On his return from Germany, where he recuperated from an attempt on his life by Russian secret services, Russian opposition leader Alexei Navalny was arrested at the airport and sentenced to 30 days in prison for allegedly violating the “probation terms” of a suspended sentence from a 2014 conviction on a bogus money-laundering charge.
Navalny’s decision to return to Russia to certain arrest was a heroic choice. But, rather than a purely quixotic gesture, it was likely a calculated risk by a popular leader with a long track record of smart political strategies.
First, Navalny had to go back in order to remain relevant. Even in this era of Zoom sessions and podcasts, being physically out of Russia leads to the erosion of moral authority and thus a quick hemorrhaging of political authority. (Which is why, faced with a choice of forced emigration or jail, Soviet dissidents tended to choose the latter as well). In addition to affirming his de-facto leadership of the opposition, his return is an inspiration to hundreds of thousands — perhaps millions — of Russians who continue to believe in a brighter future for their country.
Second, Navalny has attempted an in vivo test of Russia’s direction. Exacerbated by COVID-19, the economic stagnation of the past 10 years and equally bleak prospects for the future have eroded Putin’s performance legitimacy, which between 2000 and 2011 cemented his astronomic popularity by the steady growth of incomes. In the absence of democratic legitimacy and embarking on a lifetime presidency, Putin is facing a fundamental choice.
He could try and turn Russia into a police state, like that of his friend Xi Jinping’s, attended with blanket internet censorship, as well as arrests and lengthy or even lethal sentences for opposition leaders, starting with Navalny. Or, increasing repression selectively and piecemeal, Putin may still allow some measure of civil society and media independence from the state, while at the same time seeking to recover popularity and legitimacy by increasingly brazen confrontation with the West.
Both options carry substantial risks for the Kremlin, as well as Russia’s neighbors and the West. Yet Putin’s final choice is not clear, perhaps even to himself. Navalny is forcing the Kremlin dictator’s hand: Putin’s blinking first and letting Navalny out of prison in a month would be an undeniable victory for the democratic opposition.
Developing his pioneering anti-polio vaccine in the early 1950’s, Dr. Jonas Salk tested it on himself, his wife, and their children. Alexei Navalny, too, has just risked his life to gauge and shape his country’s future.
This article first appeared at the American Enterprise Institute.
++++++++++
■ WORK TASK 1 ■
Rewrite the paragraph of the Navalny article that begins "First, Navalny had to go back" in a shorter form, keeping its main facts.
■ WORK TASK 2 ■
In the Navalny article, switch "his wife" to "his spouse" and give the passage that begins at the words "Developing his pioneering" and stops after "American Enterprise Institute.".
The records that come next are separate material from the Navalny article.
++++++++++
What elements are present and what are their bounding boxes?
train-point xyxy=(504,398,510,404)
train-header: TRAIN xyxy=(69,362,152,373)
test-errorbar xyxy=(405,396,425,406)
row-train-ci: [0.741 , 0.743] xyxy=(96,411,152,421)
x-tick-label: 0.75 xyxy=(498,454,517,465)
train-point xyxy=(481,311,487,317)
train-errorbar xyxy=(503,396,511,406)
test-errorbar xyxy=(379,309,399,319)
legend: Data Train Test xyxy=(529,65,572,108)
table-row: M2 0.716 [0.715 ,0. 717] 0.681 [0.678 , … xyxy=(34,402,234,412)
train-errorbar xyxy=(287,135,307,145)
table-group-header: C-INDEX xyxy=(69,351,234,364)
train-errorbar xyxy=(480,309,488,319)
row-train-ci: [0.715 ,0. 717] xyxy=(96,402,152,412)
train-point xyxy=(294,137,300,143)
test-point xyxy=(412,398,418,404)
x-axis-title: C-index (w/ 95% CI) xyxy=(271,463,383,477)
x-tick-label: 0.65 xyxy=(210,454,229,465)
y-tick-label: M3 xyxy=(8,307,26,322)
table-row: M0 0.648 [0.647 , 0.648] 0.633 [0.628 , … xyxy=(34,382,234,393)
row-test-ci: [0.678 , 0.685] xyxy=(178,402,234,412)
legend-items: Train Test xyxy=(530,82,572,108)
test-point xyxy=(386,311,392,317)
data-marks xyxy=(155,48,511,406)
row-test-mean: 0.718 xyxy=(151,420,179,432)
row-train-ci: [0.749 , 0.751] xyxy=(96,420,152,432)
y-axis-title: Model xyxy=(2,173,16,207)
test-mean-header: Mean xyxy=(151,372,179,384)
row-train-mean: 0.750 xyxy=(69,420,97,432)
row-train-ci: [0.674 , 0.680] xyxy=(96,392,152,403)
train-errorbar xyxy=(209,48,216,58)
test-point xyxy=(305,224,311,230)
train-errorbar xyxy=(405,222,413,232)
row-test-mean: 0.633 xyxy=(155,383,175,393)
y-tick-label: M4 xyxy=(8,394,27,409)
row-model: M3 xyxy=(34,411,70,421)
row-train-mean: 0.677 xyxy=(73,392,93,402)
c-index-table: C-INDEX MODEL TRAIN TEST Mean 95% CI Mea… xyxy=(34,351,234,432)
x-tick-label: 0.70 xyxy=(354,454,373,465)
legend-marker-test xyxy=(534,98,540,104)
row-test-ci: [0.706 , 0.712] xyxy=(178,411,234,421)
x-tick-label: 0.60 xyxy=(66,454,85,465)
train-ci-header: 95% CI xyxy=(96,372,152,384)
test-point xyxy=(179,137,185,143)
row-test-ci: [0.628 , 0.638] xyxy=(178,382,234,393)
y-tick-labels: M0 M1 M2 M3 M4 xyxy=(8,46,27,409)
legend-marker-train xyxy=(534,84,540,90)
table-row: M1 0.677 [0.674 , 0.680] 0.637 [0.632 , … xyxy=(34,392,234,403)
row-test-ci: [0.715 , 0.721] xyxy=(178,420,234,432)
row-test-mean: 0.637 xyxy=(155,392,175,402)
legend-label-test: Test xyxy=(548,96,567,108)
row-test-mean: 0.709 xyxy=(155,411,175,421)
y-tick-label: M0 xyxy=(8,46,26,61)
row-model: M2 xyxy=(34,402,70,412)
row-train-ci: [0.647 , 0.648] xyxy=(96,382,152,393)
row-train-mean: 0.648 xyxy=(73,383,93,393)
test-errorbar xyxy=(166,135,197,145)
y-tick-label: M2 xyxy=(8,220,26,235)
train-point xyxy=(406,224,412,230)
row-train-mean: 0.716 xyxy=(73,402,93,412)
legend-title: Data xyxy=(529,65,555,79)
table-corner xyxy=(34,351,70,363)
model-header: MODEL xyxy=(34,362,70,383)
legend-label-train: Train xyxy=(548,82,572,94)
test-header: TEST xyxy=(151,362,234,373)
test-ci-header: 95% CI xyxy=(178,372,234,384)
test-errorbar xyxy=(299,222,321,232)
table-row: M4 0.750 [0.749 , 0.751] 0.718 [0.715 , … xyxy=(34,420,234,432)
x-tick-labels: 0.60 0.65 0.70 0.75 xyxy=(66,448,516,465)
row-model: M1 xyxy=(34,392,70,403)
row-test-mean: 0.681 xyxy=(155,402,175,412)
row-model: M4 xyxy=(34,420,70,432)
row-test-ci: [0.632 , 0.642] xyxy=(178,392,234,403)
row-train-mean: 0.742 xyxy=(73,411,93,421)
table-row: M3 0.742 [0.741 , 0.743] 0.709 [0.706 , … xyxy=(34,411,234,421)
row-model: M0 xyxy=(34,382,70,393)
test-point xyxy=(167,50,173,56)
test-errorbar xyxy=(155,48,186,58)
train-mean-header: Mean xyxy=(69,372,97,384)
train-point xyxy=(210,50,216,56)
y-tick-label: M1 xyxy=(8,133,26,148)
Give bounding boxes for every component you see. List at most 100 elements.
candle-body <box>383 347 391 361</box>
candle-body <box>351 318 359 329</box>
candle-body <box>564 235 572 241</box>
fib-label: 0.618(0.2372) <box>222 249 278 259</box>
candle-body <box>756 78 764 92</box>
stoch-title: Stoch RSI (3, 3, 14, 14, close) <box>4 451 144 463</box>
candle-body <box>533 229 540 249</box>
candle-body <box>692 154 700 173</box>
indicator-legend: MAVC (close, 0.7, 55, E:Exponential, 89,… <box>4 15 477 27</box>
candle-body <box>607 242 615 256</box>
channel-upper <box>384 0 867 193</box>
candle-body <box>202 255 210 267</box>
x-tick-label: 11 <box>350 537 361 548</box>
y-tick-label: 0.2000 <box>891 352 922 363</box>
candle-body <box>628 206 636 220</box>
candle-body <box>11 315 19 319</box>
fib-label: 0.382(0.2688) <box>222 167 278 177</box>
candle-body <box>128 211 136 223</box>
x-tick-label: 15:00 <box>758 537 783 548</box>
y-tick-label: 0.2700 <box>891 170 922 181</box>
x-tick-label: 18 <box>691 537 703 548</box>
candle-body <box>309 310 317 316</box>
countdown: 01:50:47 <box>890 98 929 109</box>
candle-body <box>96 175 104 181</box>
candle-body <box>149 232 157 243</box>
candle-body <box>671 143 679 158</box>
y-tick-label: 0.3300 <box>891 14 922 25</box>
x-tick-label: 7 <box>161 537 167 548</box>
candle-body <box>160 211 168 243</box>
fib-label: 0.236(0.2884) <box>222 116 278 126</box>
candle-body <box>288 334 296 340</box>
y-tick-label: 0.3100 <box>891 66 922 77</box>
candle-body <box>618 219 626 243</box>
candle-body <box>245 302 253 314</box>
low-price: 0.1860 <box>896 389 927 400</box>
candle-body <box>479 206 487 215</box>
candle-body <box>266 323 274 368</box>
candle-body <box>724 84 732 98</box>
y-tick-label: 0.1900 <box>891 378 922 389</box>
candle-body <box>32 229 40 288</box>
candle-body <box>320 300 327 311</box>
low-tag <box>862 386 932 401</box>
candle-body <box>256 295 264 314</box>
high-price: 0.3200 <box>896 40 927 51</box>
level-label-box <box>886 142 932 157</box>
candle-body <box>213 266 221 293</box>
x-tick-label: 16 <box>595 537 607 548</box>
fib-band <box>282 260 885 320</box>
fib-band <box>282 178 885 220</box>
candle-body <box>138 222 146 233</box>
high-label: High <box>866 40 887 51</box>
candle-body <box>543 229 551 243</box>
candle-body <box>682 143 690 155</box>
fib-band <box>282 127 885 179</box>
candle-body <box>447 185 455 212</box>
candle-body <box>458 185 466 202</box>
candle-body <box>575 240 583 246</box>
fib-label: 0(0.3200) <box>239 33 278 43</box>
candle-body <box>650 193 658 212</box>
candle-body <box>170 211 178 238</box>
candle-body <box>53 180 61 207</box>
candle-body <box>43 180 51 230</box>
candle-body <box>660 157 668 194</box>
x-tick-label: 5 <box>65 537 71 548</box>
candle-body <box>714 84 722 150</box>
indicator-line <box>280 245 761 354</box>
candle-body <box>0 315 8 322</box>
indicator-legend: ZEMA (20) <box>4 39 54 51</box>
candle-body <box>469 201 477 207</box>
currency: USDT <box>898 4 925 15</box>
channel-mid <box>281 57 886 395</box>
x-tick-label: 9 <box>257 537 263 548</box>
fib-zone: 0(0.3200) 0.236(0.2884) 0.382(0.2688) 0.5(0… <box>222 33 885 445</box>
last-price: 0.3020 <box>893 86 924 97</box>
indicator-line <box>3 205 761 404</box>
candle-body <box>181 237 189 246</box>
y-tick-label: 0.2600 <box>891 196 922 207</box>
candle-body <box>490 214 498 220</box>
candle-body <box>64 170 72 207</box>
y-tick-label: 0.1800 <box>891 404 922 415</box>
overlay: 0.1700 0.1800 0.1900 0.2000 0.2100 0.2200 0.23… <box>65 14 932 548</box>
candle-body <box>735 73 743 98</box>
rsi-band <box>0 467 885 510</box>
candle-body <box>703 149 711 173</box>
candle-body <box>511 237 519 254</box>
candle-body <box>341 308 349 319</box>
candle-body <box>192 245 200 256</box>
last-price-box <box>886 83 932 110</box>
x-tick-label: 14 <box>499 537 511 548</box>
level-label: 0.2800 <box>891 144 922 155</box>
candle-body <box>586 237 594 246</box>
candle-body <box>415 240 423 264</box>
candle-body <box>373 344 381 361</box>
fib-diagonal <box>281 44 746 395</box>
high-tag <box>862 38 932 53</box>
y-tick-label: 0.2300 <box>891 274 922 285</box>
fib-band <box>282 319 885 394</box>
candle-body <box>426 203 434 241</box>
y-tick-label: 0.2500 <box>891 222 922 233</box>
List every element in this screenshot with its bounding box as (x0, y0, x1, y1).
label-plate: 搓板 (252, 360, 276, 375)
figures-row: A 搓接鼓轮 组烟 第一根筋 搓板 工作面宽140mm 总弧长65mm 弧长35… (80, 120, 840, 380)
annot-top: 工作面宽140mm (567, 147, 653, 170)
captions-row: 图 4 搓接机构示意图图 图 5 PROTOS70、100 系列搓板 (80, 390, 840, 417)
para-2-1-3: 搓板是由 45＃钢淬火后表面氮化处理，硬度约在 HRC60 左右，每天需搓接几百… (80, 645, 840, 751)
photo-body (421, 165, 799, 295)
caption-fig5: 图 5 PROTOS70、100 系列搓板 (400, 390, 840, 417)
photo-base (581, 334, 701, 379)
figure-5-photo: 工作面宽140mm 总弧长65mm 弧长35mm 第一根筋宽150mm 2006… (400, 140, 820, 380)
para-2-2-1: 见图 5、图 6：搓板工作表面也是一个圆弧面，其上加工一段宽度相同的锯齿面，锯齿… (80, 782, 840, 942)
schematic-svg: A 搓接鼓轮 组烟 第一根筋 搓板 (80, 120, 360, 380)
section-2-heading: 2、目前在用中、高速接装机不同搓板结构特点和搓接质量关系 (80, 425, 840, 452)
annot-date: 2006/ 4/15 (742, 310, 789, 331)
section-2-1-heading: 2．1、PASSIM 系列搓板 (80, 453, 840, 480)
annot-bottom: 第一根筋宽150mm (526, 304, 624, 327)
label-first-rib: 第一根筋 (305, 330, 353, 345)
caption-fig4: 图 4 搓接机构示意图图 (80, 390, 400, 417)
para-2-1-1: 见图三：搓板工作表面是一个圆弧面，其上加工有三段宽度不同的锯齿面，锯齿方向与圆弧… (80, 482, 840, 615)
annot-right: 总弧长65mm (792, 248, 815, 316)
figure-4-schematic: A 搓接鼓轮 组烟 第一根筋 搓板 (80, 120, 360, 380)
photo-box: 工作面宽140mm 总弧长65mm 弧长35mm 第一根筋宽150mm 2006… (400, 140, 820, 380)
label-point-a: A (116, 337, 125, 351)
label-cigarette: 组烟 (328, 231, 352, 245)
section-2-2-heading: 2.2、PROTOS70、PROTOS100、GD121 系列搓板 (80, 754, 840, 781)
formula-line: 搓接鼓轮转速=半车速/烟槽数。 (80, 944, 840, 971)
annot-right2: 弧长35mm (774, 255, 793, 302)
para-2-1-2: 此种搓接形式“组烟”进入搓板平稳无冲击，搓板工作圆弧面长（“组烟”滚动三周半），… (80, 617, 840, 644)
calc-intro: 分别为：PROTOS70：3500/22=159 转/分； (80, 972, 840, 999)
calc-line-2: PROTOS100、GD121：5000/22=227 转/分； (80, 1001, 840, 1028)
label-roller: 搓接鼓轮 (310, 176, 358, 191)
++++++++++
■ TASK SOLUTION 1 ■
Navalny had to return to stay relevant, since being out of Russia erodes moral authority and, with it, political authority. That is also why Soviet dissidents facing forced emigration or jail tended to choose jail. His return affirms his de facto leadership of the opposition and inspires hundreds of thousands, perhaps millions, of Russians who still believe in a brighter future for their country.

■ TASK SOLUTION 2 ■
Developing his pioneering anti-polio vaccine in the early 1950’s, Dr. Jonas Salk tested it on himself, his spouse, and their children. Alexei Navalny, too, has just risked his life to gauge and shape his country’s future.
This article first appeared at the American Enterprise Institute.